• INPUT:
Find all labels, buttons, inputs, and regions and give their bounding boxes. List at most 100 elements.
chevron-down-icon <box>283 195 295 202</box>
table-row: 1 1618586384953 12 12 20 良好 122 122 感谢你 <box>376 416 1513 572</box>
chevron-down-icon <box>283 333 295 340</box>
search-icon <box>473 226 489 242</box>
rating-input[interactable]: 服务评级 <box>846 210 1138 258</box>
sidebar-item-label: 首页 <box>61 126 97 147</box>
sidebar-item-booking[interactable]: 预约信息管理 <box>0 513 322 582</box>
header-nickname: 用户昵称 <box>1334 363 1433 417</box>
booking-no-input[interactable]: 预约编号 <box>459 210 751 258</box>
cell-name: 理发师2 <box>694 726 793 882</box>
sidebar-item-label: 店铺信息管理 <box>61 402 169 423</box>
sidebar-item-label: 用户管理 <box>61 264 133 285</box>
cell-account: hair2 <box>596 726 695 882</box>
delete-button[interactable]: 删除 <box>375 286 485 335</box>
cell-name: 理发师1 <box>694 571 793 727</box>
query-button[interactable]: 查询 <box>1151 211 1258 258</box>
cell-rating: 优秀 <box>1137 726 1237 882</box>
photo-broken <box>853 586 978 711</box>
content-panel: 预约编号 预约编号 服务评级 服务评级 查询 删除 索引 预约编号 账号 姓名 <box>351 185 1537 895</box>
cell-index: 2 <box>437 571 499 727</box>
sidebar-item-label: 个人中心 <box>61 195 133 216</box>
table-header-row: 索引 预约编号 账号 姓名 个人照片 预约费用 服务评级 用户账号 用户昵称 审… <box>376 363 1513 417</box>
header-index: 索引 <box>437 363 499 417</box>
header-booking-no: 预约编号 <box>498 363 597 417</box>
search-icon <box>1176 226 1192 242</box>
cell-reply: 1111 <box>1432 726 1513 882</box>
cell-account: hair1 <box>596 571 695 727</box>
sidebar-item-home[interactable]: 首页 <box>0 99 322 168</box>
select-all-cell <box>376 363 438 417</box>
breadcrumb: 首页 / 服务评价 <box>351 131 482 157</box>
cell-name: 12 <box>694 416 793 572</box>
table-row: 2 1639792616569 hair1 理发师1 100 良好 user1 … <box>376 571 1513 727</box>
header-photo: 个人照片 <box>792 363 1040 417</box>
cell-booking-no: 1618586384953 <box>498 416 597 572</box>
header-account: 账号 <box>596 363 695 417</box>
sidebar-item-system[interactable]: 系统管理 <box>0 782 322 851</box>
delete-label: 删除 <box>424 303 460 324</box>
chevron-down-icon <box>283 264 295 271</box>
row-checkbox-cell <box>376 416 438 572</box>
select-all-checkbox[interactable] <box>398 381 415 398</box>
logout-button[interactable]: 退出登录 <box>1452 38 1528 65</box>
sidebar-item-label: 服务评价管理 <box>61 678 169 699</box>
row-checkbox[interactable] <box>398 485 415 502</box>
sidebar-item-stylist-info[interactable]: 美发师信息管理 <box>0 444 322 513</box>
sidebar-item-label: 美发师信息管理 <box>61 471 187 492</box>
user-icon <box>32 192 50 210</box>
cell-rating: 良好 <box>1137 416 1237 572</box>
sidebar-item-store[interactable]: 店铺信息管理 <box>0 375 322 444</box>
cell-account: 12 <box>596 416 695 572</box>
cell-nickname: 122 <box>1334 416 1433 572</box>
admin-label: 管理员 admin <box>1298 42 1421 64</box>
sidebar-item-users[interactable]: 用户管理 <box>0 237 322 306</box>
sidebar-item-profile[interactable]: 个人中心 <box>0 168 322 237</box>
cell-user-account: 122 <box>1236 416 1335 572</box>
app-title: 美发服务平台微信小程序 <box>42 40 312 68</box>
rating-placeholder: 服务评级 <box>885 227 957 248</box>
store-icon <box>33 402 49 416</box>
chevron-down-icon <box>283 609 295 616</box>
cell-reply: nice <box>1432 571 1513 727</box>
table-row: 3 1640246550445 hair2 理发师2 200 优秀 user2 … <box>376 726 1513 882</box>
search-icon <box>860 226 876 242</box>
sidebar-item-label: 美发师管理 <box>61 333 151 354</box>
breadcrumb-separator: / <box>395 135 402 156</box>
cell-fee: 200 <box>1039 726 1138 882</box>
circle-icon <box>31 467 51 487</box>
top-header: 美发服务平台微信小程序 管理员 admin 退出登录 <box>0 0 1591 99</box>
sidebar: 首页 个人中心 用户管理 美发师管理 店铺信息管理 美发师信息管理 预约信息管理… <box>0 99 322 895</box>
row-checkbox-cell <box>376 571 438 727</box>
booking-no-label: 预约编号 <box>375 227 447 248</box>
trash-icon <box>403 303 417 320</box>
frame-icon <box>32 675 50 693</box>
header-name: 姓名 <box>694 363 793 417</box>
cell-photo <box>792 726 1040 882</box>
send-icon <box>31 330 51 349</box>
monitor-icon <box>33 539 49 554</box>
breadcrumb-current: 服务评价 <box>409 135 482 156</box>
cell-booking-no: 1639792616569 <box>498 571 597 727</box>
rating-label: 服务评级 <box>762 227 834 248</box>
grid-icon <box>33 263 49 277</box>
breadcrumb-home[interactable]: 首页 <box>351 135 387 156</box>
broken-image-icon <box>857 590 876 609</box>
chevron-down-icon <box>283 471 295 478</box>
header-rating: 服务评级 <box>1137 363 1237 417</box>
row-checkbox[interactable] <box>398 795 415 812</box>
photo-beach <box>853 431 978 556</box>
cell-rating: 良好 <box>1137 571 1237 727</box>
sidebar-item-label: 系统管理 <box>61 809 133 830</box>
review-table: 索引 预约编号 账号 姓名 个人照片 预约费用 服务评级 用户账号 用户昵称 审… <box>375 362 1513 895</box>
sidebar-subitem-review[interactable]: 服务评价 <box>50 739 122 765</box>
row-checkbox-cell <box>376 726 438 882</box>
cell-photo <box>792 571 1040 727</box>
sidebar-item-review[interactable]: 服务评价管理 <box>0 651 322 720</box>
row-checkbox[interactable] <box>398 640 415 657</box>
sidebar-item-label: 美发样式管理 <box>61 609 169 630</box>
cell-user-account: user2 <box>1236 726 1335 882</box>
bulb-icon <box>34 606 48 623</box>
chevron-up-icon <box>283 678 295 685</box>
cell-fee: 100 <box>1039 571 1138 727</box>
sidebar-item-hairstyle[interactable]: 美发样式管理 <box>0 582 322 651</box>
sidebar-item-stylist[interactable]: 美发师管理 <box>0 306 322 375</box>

• WHAT THIS TASK INVOLVES:
Can you reproduce the material above line for line, with no changes?

• CORRECT ANSWER:
Find all labels, buttons, inputs, and regions and give their bounding boxes. List at most 100 elements.
chevron-down-icon <box>283 195 295 202</box>
table-row: 1 1618586384953 12 12 20 良好 122 122 感谢你 <box>376 416 1513 572</box>
chevron-down-icon <box>283 333 295 340</box>
search-icon <box>473 226 489 242</box>
rating-input[interactable]: 服务评级 <box>846 210 1138 258</box>
sidebar-item-label: 首页 <box>61 126 97 147</box>
sidebar-item-booking[interactable]: 预约信息管理 <box>0 513 322 582</box>
header-nickname: 用户昵称 <box>1334 363 1433 417</box>
booking-no-input[interactable]: 预约编号 <box>459 210 751 258</box>
cell-name: 理发师2 <box>694 726 793 882</box>
sidebar-item-label: 店铺信息管理 <box>61 402 169 423</box>
sidebar-item-label: 用户管理 <box>61 264 133 285</box>
cell-account: hair2 <box>596 726 695 882</box>
delete-button[interactable]: 删除 <box>375 286 485 335</box>
cell-name: 理发师1 <box>694 571 793 727</box>
query-button[interactable]: 查询 <box>1151 211 1258 258</box>
cell-rating: 优秀 <box>1137 726 1237 882</box>
photo-broken <box>853 586 978 711</box>
content-panel: 预约编号 预约编号 服务评级 服务评级 查询 删除 索引 预约编号 账号 姓名 <box>351 185 1537 895</box>
cell-index: 2 <box>437 571 499 727</box>
sidebar-item-label: 个人中心 <box>61 195 133 216</box>
table-header-row: 索引 预约编号 账号 姓名 个人照片 预约费用 服务评级 用户账号 用户昵称 审… <box>376 363 1513 417</box>
header-index: 索引 <box>437 363 499 417</box>
header-booking-no: 预约编号 <box>498 363 597 417</box>
search-icon <box>1176 226 1192 242</box>
cell-reply: 1111 <box>1432 726 1513 882</box>
cell-account: hair1 <box>596 571 695 727</box>
sidebar-item-home[interactable]: 首页 <box>0 99 322 168</box>
select-all-cell <box>376 363 438 417</box>
breadcrumb: 首页 / 服务评价 <box>351 131 482 157</box>
cell-name: 12 <box>694 416 793 572</box>
table-row: 2 1639792616569 hair1 理发师1 100 良好 user1 … <box>376 571 1513 727</box>
header-photo: 个人照片 <box>792 363 1040 417</box>
cell-booking-no: 1618586384953 <box>498 416 597 572</box>
header-account: 账号 <box>596 363 695 417</box>
sidebar-item-system[interactable]: 系统管理 <box>0 782 322 851</box>
delete-label: 删除 <box>424 303 460 324</box>
chevron-down-icon <box>283 264 295 271</box>
row-checkbox-cell <box>376 416 438 572</box>
select-all-checkbox[interactable] <box>398 381 415 398</box>
logout-button[interactable]: 退出登录 <box>1452 38 1528 65</box>
sidebar-item-label: 服务评价管理 <box>61 678 169 699</box>
row-checkbox[interactable] <box>398 485 415 502</box>
sidebar-item-stylist-info[interactable]: 美发师信息管理 <box>0 444 322 513</box>
sidebar-item-label: 美发师信息管理 <box>61 471 187 492</box>
user-icon <box>32 192 50 210</box>
cell-rating: 良好 <box>1137 416 1237 572</box>
sidebar-item-store[interactable]: 店铺信息管理 <box>0 375 322 444</box>
cell-account: 12 <box>596 416 695 572</box>
cell-nickname: 122 <box>1334 416 1433 572</box>
admin-label: 管理员 admin <box>1298 42 1421 64</box>
sidebar-item-users[interactable]: 用户管理 <box>0 237 322 306</box>
sidebar-item-profile[interactable]: 个人中心 <box>0 168 322 237</box>
cell-user-account: 122 <box>1236 416 1335 572</box>
app-title: 美发服务平台微信小程序 <box>42 40 312 68</box>
rating-placeholder: 服务评级 <box>885 227 957 248</box>
store-icon <box>33 402 49 416</box>
chevron-down-icon <box>283 609 295 616</box>
cell-reply: nice <box>1432 571 1513 727</box>
table-row: 3 1640246550445 hair2 理发师2 200 优秀 user2 … <box>376 726 1513 882</box>
search-icon <box>860 226 876 242</box>
sidebar-item-label: 美发师管理 <box>61 333 151 354</box>
breadcrumb-separator: / <box>395 135 402 156</box>
cell-fee: 200 <box>1039 726 1138 882</box>
circle-icon <box>31 467 51 487</box>
top-header: 美发服务平台微信小程序 管理员 admin 退出登录 <box>0 0 1591 99</box>
sidebar: 首页 个人中心 用户管理 美发师管理 店铺信息管理 美发师信息管理 预约信息管理… <box>0 99 322 895</box>
row-checkbox-cell <box>376 571 438 727</box>
booking-no-label: 预约编号 <box>375 227 447 248</box>
trash-icon <box>403 303 417 320</box>
frame-icon <box>32 675 50 693</box>
header-name: 姓名 <box>694 363 793 417</box>
cell-photo <box>792 726 1040 882</box>
send-icon <box>31 330 51 349</box>
monitor-icon <box>33 539 49 554</box>
breadcrumb-current: 服务评价 <box>409 135 482 156</box>
cell-booking-no: 1639792616569 <box>498 571 597 727</box>
rating-label: 服务评级 <box>762 227 834 248</box>
grid-icon <box>33 263 49 277</box>
breadcrumb-home[interactable]: 首页 <box>351 135 387 156</box>
broken-image-icon <box>857 590 876 609</box>
chevron-down-icon <box>283 471 295 478</box>
header-rating: 服务评级 <box>1137 363 1237 417</box>
row-checkbox[interactable] <box>398 795 415 812</box>
photo-beach <box>853 431 978 556</box>
cell-rating: 良好 <box>1137 571 1237 727</box>
sidebar-item-label: 系统管理 <box>61 809 133 830</box>
review-table: 索引 预约编号 账号 姓名 个人照片 预约费用 服务评级 用户账号 用户昵称 审… <box>375 362 1513 895</box>
sidebar-subitem-review[interactable]: 服务评价 <box>50 739 122 765</box>
row-checkbox-cell <box>376 726 438 882</box>
cell-photo <box>792 571 1040 727</box>
sidebar-item-review[interactable]: 服务评价管理 <box>0 651 322 720</box>
row-checkbox[interactable] <box>398 640 415 657</box>
sidebar-item-label: 美发样式管理 <box>61 609 169 630</box>
cell-user-account: user2 <box>1236 726 1335 882</box>
bulb-icon <box>34 606 48 623</box>
chevron-up-icon <box>283 678 295 685</box>
cell-fee: 100 <box>1039 571 1138 727</box>
sidebar-item-hairstyle[interactable]: 美发样式管理 <box>0 582 322 651</box>
sidebar-item-stylist[interactable]: 美发师管理 <box>0 306 322 375</box>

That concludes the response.